* _INSTRUCTIONS FOR THE TASK_:
Return all of the data exactly as written, without the pictures.

###

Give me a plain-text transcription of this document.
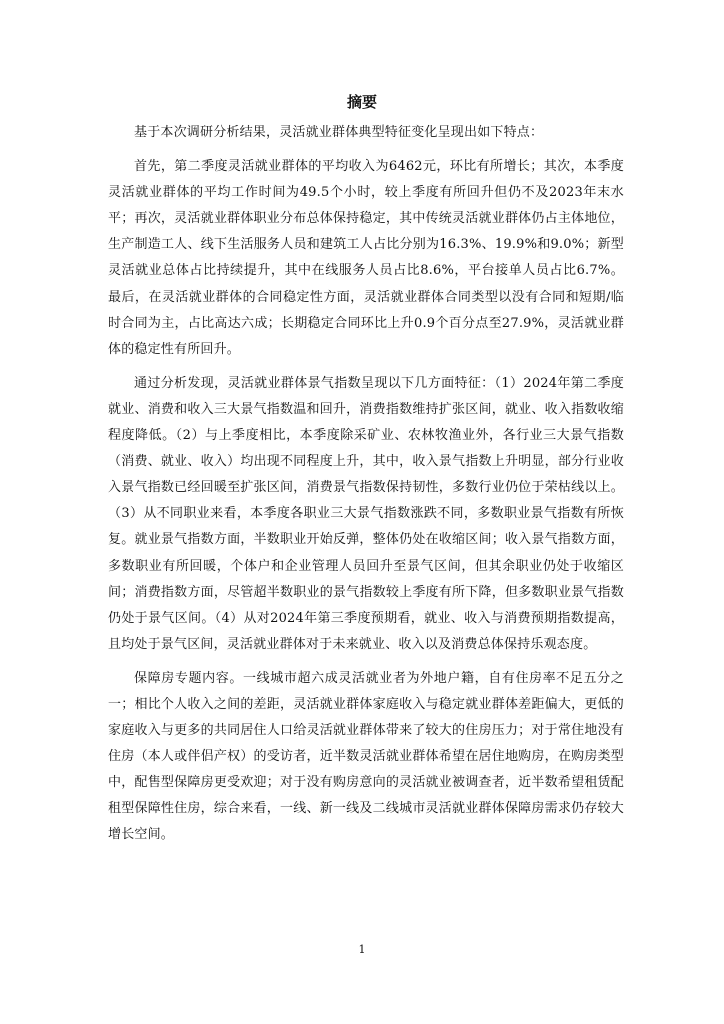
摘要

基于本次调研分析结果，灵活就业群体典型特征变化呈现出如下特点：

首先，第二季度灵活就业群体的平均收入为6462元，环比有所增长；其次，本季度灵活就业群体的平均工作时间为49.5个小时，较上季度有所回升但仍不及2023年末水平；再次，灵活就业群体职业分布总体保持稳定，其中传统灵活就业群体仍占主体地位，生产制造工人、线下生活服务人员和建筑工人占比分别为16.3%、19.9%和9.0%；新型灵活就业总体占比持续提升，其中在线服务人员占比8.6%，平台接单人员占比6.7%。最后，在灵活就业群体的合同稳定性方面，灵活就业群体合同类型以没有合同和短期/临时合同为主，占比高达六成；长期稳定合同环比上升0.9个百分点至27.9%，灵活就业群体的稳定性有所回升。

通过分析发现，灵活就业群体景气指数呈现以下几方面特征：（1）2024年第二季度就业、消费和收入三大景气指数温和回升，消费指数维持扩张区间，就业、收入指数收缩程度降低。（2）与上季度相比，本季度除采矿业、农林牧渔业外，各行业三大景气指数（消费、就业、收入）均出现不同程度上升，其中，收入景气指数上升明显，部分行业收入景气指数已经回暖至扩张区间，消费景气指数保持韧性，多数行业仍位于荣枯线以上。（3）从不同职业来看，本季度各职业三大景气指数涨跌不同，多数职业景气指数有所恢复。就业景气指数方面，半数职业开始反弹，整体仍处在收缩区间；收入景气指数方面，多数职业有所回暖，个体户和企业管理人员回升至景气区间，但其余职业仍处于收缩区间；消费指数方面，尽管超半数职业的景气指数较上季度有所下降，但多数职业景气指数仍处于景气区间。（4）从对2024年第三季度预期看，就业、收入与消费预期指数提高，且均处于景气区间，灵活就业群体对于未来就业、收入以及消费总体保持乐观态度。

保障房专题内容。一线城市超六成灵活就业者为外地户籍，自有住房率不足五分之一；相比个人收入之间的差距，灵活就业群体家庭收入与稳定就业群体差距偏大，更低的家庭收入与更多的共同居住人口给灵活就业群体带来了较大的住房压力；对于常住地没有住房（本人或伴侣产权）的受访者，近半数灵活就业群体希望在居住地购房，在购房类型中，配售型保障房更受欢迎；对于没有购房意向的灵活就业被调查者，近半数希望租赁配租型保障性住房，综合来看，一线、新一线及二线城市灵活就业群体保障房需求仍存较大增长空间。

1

###

* _SOLUTION_:
Give me a plain-text transcription of this document.
摘要

基于本次调研分析结果，灵活就业群体典型特征变化呈现出如下特点：

首先，第二季度灵活就业群体的平均收入为6462元，环比有所增长；其次，本季度灵活就业群体的平均工作时间为49.5个小时，较上季度有所回升但仍不及2023年末水平；再次，灵活就业群体职业分布总体保持稳定，其中传统灵活就业群体仍占主体地位，生产制造工人、线下生活服务人员和建筑工人占比分别为16.3%、19.9%和9.0%；新型灵活就业总体占比持续提升，其中在线服务人员占比8.6%，平台接单人员占比6.7%。最后，在灵活就业群体的合同稳定性方面，灵活就业群体合同类型以没有合同和短期/临时合同为主，占比高达六成；长期稳定合同环比上升0.9个百分点至27.9%，灵活就业群体的稳定性有所回升。

通过分析发现，灵活就业群体景气指数呈现以下几方面特征：（1）2024年第二季度就业、消费和收入三大景气指数温和回升，消费指数维持扩张区间，就业、收入指数收缩程度降低。（2）与上季度相比，本季度除采矿业、农林牧渔业外，各行业三大景气指数（消费、就业、收入）均出现不同程度上升，其中，收入景气指数上升明显，部分行业收入景气指数已经回暖至扩张区间，消费景气指数保持韧性，多数行业仍位于荣枯线以上。（3）从不同职业来看，本季度各职业三大景气指数涨跌不同，多数职业景气指数有所恢复。就业景气指数方面，半数职业开始反弹，整体仍处在收缩区间；收入景气指数方面，多数职业有所回暖，个体户和企业管理人员回升至景气区间，但其余职业仍处于收缩区间；消费指数方面，尽管超半数职业的景气指数较上季度有所下降，但多数职业景气指数仍处于景气区间。（4）从对2024年第三季度预期看，就业、收入与消费预期指数提高，且均处于景气区间，灵活就业群体对于未来就业、收入以及消费总体保持乐观态度。

保障房专题内容。一线城市超六成灵活就业者为外地户籍，自有住房率不足五分之一；相比个人收入之间的差距，灵活就业群体家庭收入与稳定就业群体差距偏大，更低的家庭收入与更多的共同居住人口给灵活就业群体带来了较大的住房压力；对于常住地没有住房（本人或伴侣产权）的受访者，近半数灵活就业群体希望在居住地购房，在购房类型中，配售型保障房更受欢迎；对于没有购房意向的灵活就业被调查者，近半数希望租赁配租型保障性住房，综合来看，一线、新一线及二线城市灵活就业群体保障房需求仍存较大增长空间。

1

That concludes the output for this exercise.